● OBJECTIVE: Note how many lines contain "Mary" and give that number, with nothing else.

....................

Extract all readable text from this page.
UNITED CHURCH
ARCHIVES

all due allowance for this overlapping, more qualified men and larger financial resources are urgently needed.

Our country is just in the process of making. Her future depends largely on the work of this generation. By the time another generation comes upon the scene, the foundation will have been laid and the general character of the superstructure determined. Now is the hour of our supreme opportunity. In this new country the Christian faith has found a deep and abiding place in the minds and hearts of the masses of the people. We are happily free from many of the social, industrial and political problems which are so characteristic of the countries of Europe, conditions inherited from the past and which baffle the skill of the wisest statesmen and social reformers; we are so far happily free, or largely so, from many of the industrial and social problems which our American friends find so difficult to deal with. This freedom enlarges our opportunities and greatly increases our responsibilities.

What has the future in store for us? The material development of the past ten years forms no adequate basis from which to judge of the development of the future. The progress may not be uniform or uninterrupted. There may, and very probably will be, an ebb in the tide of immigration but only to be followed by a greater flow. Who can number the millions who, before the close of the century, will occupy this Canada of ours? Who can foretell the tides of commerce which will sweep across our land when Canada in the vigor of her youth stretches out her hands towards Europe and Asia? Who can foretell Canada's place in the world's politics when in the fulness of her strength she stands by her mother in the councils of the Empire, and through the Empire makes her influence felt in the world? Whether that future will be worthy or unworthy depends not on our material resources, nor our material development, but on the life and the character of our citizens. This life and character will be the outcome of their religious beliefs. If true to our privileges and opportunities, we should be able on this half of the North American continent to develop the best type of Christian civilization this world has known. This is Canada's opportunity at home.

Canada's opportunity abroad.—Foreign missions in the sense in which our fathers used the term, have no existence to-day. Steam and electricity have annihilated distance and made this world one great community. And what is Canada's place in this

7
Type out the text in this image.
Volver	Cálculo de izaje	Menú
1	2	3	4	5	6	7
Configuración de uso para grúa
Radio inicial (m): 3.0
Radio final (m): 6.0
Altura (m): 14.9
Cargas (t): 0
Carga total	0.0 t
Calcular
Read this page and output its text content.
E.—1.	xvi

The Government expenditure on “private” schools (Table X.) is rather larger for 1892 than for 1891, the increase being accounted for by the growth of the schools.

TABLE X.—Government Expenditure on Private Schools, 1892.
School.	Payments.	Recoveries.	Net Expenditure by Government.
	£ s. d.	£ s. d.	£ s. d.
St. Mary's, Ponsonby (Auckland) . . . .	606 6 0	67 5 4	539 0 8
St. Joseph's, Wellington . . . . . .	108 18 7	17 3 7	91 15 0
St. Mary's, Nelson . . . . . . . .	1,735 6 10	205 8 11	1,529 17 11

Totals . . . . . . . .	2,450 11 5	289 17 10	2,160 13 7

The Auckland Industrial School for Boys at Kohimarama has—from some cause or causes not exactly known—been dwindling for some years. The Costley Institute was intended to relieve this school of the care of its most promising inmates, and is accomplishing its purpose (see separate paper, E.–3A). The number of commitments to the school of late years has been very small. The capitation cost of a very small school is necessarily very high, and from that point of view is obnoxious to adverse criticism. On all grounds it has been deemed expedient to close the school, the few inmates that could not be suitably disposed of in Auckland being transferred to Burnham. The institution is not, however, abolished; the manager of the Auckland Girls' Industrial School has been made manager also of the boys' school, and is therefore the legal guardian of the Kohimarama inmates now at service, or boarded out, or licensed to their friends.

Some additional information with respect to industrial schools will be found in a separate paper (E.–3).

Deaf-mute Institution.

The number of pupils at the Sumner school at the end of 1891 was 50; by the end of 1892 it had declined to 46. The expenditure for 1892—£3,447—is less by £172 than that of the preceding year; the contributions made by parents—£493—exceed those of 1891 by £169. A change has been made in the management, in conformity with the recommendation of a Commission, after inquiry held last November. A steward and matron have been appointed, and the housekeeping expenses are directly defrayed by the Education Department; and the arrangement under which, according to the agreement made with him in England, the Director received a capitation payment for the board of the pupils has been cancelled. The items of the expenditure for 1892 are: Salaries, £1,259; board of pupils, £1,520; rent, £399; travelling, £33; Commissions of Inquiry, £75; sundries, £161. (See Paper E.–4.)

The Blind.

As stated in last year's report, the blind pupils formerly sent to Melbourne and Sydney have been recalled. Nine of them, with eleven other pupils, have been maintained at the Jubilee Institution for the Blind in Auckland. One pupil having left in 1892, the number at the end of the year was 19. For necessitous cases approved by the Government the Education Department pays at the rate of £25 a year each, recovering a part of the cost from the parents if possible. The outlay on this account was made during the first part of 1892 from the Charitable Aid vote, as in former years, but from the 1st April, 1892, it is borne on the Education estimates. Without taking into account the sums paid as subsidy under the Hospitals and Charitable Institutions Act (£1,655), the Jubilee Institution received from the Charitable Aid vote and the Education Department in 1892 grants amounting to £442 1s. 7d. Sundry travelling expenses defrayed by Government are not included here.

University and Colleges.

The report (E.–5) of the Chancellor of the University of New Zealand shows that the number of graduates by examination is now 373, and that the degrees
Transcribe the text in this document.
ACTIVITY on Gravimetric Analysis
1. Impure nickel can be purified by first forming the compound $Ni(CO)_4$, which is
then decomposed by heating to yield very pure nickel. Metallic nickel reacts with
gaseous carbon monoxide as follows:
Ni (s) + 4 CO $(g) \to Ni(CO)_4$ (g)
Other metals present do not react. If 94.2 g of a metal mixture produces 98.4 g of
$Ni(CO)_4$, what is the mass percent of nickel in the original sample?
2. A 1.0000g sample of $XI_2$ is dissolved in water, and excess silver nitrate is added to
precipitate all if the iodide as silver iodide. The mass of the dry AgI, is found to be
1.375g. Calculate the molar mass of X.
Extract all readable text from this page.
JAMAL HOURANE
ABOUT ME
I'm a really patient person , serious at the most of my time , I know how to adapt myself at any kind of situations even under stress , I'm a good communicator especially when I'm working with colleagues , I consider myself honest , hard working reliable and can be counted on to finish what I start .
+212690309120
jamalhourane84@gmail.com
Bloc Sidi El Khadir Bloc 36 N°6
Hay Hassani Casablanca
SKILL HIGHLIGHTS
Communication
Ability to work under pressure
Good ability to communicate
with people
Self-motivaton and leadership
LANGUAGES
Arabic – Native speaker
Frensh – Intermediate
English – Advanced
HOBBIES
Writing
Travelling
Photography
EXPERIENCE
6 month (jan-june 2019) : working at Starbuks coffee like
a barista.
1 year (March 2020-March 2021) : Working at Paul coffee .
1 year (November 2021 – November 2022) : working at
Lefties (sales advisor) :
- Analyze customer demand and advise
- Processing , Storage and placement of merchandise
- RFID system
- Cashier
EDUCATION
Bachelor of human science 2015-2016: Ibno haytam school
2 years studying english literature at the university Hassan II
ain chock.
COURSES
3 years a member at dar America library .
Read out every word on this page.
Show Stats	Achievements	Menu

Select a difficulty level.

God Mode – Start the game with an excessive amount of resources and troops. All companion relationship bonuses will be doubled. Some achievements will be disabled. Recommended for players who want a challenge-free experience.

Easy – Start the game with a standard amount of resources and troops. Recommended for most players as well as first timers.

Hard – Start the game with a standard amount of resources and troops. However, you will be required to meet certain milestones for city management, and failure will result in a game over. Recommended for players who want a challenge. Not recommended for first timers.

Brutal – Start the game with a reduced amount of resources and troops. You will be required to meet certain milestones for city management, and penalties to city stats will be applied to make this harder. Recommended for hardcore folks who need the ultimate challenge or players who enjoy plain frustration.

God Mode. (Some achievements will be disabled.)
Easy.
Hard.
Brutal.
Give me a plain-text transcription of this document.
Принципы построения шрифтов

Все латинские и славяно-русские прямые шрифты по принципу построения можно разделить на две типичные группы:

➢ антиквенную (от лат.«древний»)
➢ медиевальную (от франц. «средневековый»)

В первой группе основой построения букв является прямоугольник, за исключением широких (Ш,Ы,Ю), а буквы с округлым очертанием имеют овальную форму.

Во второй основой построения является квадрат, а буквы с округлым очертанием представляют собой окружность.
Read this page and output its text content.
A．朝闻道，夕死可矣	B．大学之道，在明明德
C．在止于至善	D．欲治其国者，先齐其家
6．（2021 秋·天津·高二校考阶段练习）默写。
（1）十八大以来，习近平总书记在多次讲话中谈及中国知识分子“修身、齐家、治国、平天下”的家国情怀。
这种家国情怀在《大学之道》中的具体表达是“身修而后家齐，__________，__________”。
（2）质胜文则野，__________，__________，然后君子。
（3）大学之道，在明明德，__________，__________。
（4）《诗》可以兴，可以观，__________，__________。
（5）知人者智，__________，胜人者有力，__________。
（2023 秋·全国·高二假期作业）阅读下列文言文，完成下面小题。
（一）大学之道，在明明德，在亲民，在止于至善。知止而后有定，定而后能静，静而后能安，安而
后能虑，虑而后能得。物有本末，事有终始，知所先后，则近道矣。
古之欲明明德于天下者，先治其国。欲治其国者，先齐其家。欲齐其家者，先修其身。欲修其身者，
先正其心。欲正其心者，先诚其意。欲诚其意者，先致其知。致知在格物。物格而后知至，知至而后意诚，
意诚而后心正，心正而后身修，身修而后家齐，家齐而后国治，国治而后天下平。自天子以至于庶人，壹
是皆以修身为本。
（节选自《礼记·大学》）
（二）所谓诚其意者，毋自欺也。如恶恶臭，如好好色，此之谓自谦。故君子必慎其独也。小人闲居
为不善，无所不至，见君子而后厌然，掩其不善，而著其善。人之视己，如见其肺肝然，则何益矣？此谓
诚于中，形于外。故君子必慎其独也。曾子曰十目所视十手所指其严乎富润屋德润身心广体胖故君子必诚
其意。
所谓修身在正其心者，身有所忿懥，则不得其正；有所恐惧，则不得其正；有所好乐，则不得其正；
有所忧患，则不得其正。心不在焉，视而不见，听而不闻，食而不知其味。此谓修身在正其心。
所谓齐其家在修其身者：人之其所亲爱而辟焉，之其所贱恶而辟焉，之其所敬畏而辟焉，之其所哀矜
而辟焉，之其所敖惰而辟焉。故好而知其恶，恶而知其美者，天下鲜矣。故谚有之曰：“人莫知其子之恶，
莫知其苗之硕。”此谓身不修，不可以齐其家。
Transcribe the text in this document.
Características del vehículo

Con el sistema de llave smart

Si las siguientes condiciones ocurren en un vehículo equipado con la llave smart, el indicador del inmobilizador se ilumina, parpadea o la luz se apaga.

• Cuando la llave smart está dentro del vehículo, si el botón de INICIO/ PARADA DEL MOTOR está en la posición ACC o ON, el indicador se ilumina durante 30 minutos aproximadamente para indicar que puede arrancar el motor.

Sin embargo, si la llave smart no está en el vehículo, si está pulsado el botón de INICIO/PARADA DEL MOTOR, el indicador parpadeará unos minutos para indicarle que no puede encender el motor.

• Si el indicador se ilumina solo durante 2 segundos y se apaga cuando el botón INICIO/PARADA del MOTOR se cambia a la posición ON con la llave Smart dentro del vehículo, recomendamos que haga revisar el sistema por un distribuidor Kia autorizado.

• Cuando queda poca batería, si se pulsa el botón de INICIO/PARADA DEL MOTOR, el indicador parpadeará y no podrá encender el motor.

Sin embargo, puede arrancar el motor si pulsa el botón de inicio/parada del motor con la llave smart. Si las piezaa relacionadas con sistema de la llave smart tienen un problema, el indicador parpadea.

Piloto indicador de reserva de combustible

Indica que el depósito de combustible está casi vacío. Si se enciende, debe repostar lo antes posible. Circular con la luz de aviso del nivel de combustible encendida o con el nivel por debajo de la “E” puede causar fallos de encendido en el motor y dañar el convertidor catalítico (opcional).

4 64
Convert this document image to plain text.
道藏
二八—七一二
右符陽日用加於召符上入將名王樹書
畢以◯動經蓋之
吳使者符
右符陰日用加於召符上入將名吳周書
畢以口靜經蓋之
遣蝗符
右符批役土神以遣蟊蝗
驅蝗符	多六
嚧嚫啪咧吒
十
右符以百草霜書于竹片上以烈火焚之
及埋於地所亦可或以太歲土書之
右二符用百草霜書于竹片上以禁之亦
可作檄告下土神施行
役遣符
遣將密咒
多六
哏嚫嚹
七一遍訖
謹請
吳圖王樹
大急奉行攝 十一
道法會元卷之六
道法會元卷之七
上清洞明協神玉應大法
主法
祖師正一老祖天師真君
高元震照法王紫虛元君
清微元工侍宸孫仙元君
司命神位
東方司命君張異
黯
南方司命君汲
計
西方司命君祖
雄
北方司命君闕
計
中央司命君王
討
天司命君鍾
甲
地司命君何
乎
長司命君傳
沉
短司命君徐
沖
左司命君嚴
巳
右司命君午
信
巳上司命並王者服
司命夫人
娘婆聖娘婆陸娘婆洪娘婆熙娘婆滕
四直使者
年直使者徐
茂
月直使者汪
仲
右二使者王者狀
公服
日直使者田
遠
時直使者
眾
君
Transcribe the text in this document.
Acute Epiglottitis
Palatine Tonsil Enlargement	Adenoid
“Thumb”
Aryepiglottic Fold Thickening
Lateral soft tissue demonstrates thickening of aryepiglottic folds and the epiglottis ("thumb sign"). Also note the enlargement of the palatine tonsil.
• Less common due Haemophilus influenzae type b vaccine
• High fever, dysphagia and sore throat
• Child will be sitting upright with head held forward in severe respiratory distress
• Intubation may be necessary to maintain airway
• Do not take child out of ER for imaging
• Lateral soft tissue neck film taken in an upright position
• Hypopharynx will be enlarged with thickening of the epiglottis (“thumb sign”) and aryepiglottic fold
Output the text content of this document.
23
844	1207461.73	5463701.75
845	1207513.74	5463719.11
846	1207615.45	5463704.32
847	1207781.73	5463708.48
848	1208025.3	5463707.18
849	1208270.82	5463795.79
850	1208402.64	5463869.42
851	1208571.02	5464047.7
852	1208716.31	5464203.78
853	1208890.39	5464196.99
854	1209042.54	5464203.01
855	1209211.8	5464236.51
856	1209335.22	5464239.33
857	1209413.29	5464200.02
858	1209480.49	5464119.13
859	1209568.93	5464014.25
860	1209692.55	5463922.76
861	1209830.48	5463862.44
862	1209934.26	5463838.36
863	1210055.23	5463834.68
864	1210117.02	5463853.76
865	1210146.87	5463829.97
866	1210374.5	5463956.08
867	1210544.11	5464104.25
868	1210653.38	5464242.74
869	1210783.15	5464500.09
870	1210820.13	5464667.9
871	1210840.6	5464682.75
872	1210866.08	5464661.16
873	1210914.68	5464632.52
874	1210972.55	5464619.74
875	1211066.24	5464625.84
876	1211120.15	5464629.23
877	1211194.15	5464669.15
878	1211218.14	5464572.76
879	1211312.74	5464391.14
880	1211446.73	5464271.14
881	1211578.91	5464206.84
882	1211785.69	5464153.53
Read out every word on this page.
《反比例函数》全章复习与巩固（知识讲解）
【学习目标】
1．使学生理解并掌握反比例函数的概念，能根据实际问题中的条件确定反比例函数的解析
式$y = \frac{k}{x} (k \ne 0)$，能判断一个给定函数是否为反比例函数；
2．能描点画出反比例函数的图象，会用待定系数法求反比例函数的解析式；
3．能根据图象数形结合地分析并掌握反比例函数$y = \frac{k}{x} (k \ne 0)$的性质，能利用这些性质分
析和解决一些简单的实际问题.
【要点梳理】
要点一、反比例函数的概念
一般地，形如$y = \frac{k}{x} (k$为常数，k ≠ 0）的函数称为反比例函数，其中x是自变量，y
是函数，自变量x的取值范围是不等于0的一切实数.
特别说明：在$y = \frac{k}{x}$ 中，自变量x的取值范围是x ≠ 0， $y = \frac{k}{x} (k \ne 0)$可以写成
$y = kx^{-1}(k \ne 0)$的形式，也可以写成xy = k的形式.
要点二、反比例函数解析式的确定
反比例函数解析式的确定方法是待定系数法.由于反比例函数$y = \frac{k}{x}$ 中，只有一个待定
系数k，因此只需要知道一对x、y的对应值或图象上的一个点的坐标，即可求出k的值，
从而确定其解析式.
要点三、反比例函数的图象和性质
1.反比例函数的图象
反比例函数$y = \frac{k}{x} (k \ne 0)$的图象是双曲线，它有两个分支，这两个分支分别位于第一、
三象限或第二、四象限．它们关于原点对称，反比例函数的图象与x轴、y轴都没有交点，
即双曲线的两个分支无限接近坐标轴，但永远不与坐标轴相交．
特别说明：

....................

● RESULT FOR THIS TASK: 2